-- Task --
Quote all of the entries word for word.

-- Exercise material --

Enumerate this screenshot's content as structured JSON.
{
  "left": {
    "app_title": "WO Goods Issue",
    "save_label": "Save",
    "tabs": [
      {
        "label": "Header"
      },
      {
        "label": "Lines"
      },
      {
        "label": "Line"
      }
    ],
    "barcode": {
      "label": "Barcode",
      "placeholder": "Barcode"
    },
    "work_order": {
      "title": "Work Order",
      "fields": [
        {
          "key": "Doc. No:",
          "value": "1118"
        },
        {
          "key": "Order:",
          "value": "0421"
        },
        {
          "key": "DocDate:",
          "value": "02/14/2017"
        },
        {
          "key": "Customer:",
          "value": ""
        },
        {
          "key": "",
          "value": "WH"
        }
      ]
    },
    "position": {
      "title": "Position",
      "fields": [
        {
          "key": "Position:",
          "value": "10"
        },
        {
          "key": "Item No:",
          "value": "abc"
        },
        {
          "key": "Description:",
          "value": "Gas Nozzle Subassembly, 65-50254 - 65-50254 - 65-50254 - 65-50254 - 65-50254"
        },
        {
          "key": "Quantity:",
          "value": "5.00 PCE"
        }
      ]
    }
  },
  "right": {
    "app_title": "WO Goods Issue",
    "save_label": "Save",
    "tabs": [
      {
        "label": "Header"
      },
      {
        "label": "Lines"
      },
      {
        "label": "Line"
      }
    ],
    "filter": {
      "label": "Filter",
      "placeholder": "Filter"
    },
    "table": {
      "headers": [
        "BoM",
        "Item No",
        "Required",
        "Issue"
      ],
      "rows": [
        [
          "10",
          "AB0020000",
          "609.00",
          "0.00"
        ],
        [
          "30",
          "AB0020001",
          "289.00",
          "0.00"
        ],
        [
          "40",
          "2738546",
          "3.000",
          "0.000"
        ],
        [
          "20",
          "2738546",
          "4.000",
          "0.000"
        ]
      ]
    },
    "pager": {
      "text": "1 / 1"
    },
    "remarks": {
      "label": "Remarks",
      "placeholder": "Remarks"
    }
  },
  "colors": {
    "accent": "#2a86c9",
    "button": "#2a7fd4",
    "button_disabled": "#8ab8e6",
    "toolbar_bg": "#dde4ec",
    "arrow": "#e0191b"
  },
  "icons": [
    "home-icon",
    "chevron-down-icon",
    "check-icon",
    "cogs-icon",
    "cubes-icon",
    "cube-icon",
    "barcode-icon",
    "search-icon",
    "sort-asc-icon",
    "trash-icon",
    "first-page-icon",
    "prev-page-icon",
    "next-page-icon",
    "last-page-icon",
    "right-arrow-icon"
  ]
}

-- Reply --
Enumerate this screenshot's content as structured JSON.
{
  "left": {
    "app_title": "WO Goods Issue",
    "save_label": "Save",
    "tabs": [
      {
        "label": "Header"
      },
      {
        "label": "Lines"
      },
      {
        "label": "Line"
      }
    ],
    "barcode": {
      "label": "Barcode",
      "placeholder": "Barcode"
    },
    "work_order": {
      "title": "Work Order",
      "fields": [
        {
          "key": "Doc. No:",
          "value": "1118"
        },
        {
          "key": "Order:",
          "value": "0421"
        },
        {
          "key": "DocDate:",
          "value": "02/14/2017"
        },
        {
          "key": "Customer:",
          "value": ""
        },
        {
          "key": "",
          "value": "WH"
        }
      ]
    },
    "position": {
      "title": "Position",
      "fields": [
        {
          "key": "Position:",
          "value": "10"
        },
        {
          "key": "Item No:",
          "value": "abc"
        },
        {
          "key": "Description:",
          "value": "Gas Nozzle Subassembly, 65-50254 - 65-50254 - 65-50254 - 65-50254 - 65-50254"
        },
        {
          "key": "Quantity:",
          "value": "5.00 PCE"
        }
      ]
    }
  },
  "right": {
    "app_title": "WO Goods Issue",
    "save_label": "Save",
    "tabs": [
      {
        "label": "Header"
      },
      {
        "label": "Lines"
      },
      {
        "label": "Line"
      }
    ],
    "filter": {
      "label": "Filter",
      "placeholder": "Filter"
    },
    "table": {
      "headers": [
        "BoM",
        "Item No",
        "Required",
        "Issue"
      ],
      "rows": [
        [
          "10",
          "AB0020000",
          "609.00",
          "0.00"
        ],
        [
          "30",
          "AB0020001",
          "289.00",
          "0.00"
        ],
        [
          "40",
          "2738546",
          "3.000",
          "0.000"
        ],
        [
          "20",
          "2738546",
          "4.000",
          "0.000"
        ]
      ]
    },
    "pager": {
      "text": "1 / 1"
    },
    "remarks": {
      "label": "Remarks",
      "placeholder": "Remarks"
    }
  },
  "colors": {
    "accent": "#2a86c9",
    "button": "#2a7fd4",
    "button_disabled": "#8ab8e6",
    "toolbar_bg": "#dde4ec",
    "arrow": "#e0191b"
  },
  "icons": [
    "home-icon",
    "chevron-down-icon",
    "check-icon",
    "cogs-icon",
    "cubes-icon",
    "cube-icon",
    "barcode-icon",
    "search-icon",
    "sort-asc-icon",
    "trash-icon",
    "first-page-icon",
    "prev-page-icon",
    "next-page-icon",
    "last-page-icon",
    "right-arrow-icon"
  ]
}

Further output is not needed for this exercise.